* [Data for processing]
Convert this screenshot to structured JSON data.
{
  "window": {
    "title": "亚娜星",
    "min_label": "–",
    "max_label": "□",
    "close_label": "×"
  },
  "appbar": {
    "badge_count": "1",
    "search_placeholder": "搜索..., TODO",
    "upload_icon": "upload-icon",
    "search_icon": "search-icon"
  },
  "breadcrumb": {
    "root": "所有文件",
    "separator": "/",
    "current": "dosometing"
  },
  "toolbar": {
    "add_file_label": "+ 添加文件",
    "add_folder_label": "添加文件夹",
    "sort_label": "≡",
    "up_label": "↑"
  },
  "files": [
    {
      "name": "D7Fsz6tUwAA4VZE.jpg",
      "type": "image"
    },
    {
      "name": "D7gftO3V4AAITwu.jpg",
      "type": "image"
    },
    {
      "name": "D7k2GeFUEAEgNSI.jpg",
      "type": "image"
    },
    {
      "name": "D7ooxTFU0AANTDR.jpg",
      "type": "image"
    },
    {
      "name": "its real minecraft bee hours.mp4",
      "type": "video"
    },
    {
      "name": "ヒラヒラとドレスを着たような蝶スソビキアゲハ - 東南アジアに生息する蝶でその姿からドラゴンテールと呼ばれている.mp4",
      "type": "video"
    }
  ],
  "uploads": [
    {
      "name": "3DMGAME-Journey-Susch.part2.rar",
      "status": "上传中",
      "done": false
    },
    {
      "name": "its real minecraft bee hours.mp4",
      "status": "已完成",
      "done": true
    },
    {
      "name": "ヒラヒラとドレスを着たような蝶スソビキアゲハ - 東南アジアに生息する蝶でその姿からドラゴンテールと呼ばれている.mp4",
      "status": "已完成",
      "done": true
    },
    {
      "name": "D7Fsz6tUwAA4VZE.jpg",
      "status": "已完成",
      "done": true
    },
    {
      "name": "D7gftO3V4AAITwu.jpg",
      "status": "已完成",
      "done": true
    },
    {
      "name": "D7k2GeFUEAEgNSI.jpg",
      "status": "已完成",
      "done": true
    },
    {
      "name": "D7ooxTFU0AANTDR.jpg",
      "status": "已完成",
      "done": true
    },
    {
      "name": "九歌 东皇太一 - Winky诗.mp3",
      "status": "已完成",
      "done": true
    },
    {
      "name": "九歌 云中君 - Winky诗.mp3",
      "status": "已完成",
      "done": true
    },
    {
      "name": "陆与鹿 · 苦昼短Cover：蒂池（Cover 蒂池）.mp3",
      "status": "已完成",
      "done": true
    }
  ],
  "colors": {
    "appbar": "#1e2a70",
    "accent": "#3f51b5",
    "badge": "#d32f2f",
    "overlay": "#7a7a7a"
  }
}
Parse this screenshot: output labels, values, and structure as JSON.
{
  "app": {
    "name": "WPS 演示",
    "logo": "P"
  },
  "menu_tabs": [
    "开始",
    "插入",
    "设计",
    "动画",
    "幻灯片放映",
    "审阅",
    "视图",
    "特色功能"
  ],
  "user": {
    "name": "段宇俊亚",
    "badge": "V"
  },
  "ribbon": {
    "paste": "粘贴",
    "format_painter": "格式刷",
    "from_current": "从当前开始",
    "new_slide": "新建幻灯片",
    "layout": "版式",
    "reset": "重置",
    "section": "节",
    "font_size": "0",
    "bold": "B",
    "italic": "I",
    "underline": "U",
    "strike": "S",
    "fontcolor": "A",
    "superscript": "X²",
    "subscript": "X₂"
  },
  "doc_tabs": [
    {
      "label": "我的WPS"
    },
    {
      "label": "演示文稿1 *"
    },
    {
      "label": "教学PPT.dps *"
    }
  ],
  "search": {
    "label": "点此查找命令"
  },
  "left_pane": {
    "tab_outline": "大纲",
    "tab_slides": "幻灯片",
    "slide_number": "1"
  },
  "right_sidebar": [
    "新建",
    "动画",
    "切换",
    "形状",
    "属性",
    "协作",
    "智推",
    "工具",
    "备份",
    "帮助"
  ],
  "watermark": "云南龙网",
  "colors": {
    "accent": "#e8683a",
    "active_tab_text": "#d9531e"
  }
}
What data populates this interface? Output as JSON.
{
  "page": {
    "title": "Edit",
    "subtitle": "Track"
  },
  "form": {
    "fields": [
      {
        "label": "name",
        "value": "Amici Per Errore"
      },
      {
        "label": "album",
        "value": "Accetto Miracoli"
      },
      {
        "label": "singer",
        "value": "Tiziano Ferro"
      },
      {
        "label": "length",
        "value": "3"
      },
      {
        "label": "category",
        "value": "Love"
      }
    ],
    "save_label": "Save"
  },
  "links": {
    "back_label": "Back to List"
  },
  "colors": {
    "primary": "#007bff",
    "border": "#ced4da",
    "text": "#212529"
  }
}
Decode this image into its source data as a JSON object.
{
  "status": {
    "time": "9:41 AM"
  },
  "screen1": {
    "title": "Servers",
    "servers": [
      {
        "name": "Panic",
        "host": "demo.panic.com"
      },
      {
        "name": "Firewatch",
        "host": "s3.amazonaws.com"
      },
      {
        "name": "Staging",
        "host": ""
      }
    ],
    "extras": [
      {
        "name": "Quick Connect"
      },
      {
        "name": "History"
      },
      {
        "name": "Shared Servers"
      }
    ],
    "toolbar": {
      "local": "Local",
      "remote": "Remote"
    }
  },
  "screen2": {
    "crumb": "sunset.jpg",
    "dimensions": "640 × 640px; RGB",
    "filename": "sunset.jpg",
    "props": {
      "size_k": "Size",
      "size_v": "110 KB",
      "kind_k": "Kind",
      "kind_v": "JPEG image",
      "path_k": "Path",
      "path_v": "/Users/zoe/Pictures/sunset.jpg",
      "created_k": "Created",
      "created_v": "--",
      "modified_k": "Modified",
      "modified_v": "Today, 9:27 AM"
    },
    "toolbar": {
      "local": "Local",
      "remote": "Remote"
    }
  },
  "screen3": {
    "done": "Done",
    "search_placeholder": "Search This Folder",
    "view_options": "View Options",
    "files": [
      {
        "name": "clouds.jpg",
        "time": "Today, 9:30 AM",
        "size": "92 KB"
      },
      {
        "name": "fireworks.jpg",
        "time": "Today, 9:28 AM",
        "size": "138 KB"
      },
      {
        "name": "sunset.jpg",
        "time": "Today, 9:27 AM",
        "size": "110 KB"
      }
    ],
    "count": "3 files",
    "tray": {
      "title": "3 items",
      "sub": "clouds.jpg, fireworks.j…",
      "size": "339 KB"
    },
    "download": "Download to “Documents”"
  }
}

* [Directions] Count the lines that include the word "fireworks" and state the result as a bare number.

* [The output] 2